Work instructions: Without the images, write out the whole listing exactly.

>>

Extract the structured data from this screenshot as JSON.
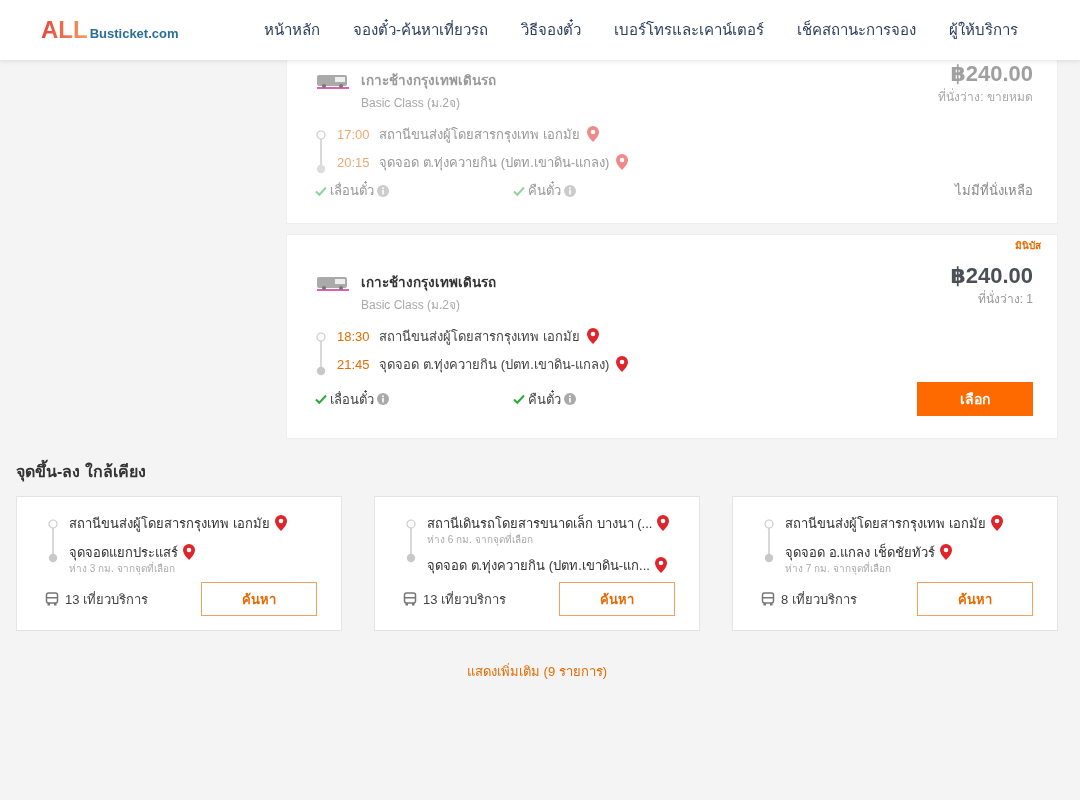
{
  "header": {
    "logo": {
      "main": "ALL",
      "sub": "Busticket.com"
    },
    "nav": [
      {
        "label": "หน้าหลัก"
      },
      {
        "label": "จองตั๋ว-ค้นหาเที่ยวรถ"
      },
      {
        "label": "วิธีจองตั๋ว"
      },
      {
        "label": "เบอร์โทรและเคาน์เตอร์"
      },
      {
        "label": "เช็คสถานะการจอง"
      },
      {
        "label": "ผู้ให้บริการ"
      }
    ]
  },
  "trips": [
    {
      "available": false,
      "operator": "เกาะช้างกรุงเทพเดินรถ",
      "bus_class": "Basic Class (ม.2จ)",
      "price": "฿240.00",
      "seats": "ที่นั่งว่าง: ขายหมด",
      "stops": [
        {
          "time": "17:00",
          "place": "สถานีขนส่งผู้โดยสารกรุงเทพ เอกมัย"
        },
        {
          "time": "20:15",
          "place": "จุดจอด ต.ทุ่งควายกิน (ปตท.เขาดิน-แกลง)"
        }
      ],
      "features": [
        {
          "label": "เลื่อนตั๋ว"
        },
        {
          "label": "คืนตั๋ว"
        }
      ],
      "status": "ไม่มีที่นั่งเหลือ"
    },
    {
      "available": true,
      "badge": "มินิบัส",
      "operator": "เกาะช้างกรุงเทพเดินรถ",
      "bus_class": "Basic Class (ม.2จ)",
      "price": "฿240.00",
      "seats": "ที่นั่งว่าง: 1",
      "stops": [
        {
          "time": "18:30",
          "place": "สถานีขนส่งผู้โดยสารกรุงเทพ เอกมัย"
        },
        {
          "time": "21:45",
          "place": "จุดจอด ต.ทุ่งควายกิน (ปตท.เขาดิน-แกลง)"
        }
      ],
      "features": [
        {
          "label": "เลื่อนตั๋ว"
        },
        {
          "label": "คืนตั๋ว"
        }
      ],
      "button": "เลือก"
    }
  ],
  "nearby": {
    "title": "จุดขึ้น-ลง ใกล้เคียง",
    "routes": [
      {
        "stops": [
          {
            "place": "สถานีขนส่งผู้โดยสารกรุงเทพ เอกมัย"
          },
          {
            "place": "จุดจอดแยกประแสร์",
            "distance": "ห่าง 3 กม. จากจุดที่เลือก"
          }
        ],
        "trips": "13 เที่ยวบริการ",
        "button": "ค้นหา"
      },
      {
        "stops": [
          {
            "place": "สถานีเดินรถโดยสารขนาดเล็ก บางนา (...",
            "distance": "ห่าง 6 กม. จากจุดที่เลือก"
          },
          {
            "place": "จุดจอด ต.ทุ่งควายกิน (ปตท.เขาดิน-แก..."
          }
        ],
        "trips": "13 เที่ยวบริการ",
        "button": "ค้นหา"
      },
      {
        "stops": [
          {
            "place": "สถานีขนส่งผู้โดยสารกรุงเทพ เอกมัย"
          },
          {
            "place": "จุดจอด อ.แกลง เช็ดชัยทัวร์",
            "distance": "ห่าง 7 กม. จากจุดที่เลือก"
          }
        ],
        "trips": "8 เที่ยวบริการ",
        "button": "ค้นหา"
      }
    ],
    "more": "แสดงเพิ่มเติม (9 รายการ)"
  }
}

<<

Result for this task:
Extract the structured data from this screenshot as JSON.
{
  "header": {
    "logo": {
      "main": "ALL",
      "sub": "Busticket.com"
    },
    "nav": [
      {
        "label": "หน้าหลัก"
      },
      {
        "label": "จองตั๋ว-ค้นหาเที่ยวรถ"
      },
      {
        "label": "วิธีจองตั๋ว"
      },
      {
        "label": "เบอร์โทรและเคาน์เตอร์"
      },
      {
        "label": "เช็คสถานะการจอง"
      },
      {
        "label": "ผู้ให้บริการ"
      }
    ]
  },
  "trips": [
    {
      "available": false,
      "operator": "เกาะช้างกรุงเทพเดินรถ",
      "bus_class": "Basic Class (ม.2จ)",
      "price": "฿240.00",
      "seats": "ที่นั่งว่าง: ขายหมด",
      "stops": [
        {
          "time": "17:00",
          "place": "สถานีขนส่งผู้โดยสารกรุงเทพ เอกมัย"
        },
        {
          "time": "20:15",
          "place": "จุดจอด ต.ทุ่งควายกิน (ปตท.เขาดิน-แกลง)"
        }
      ],
      "features": [
        {
          "label": "เลื่อนตั๋ว"
        },
        {
          "label": "คืนตั๋ว"
        }
      ],
      "status": "ไม่มีที่นั่งเหลือ"
    },
    {
      "available": true,
      "badge": "มินิบัส",
      "operator": "เกาะช้างกรุงเทพเดินรถ",
      "bus_class": "Basic Class (ม.2จ)",
      "price": "฿240.00",
      "seats": "ที่นั่งว่าง: 1",
      "stops": [
        {
          "time": "18:30",
          "place": "สถานีขนส่งผู้โดยสารกรุงเทพ เอกมัย"
        },
        {
          "time": "21:45",
          "place": "จุดจอด ต.ทุ่งควายกิน (ปตท.เขาดิน-แกลง)"
        }
      ],
      "features": [
        {
          "label": "เลื่อนตั๋ว"
        },
        {
          "label": "คืนตั๋ว"
        }
      ],
      "button": "เลือก"
    }
  ],
  "nearby": {
    "title": "จุดขึ้น-ลง ใกล้เคียง",
    "routes": [
      {
        "stops": [
          {
            "place": "สถานีขนส่งผู้โดยสารกรุงเทพ เอกมัย"
          },
          {
            "place": "จุดจอดแยกประแสร์",
            "distance": "ห่าง 3 กม. จากจุดที่เลือก"
          }
        ],
        "trips": "13 เที่ยวบริการ",
        "button": "ค้นหา"
      },
      {
        "stops": [
          {
            "place": "สถานีเดินรถโดยสารขนาดเล็ก บางนา (...",
            "distance": "ห่าง 6 กม. จากจุดที่เลือก"
          },
          {
            "place": "จุดจอด ต.ทุ่งควายกิน (ปตท.เขาดิน-แก..."
          }
        ],
        "trips": "13 เที่ยวบริการ",
        "button": "ค้นหา"
      },
      {
        "stops": [
          {
            "place": "สถานีขนส่งผู้โดยสารกรุงเทพ เอกมัย"
          },
          {
            "place": "จุดจอด อ.แกลง เช็ดชัยทัวร์",
            "distance": "ห่าง 7 กม. จากจุดที่เลือก"
          }
        ],
        "trips": "8 เที่ยวบริการ",
        "button": "ค้นหา"
      }
    ],
    "more": "แสดงเพิ่มเติม (9 รายการ)"
  }
}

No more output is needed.